● WHAT TO PRODUCE
Pull every line of the entries that has the word "title".

[Stored items]
— start —
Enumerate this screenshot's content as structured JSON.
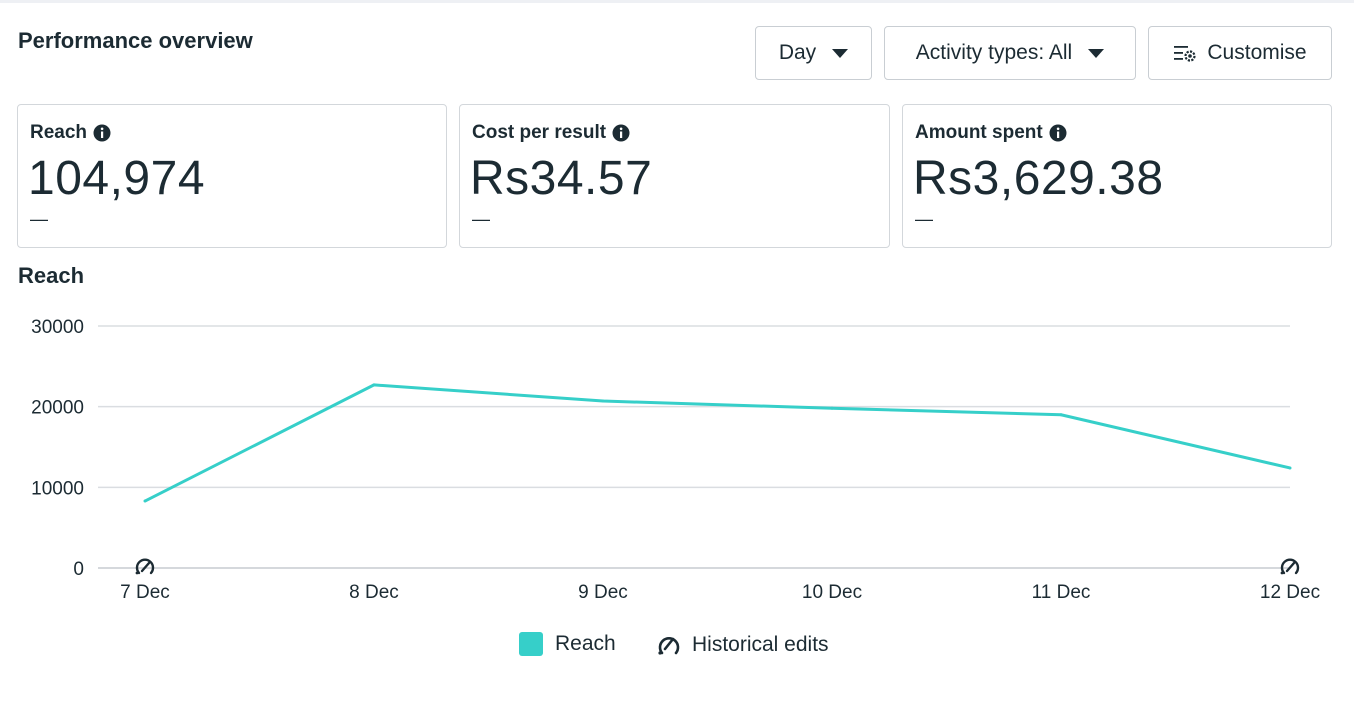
{
  "page": {
    "title": "Performance overview"
  },
  "controls": {
    "day_label": "Day",
    "activity_label": "Activity types: All",
    "customise_label": "Customise"
  },
  "metrics": [
    {
      "label": "Reach",
      "value": "104,974",
      "delta": "—"
    },
    {
      "label": "Cost per result",
      "value": "Rs34.57",
      "delta": "—"
    },
    {
      "label": "Amount spent",
      "value": "Rs3,629.38",
      "delta": "—"
    }
  ],
  "section": {
    "title": "Reach"
  },
  "colors": {
    "reach": "#36cfc9",
    "grid": "#dadde1",
    "text": "#1c2b33",
    "border": "#d3d7db"
  },
  "icons": {
    "info": "info-icon",
    "caret": "caret-down-icon",
    "customise": "customise-icon",
    "historical": "historical-edits-icon"
  },
  "legend": {
    "reach": "Reach",
    "historical": "Historical edits"
  },
  "chart_data": {
    "type": "line",
    "categories": [
      "7 Dec",
      "8 Dec",
      "9 Dec",
      "10 Dec",
      "11 Dec",
      "12 Dec"
    ],
    "series": [
      {
        "name": "Reach",
        "values": [
          8300,
          22700,
          20700,
          19800,
          19000,
          12400
        ]
      }
    ],
    "ylim": [
      0,
      30000
    ],
    "yticks": [
      "0",
      "10000",
      "20000",
      "30000"
    ],
    "grid": true,
    "legend_position": "bottom",
    "historical_edit_markers": [
      "7 Dec",
      "12 Dec"
    ]
  }
}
— end —
● SOLUTION TO THE PROBLEM
    "title": "Performance overview"
    "title": "Reach"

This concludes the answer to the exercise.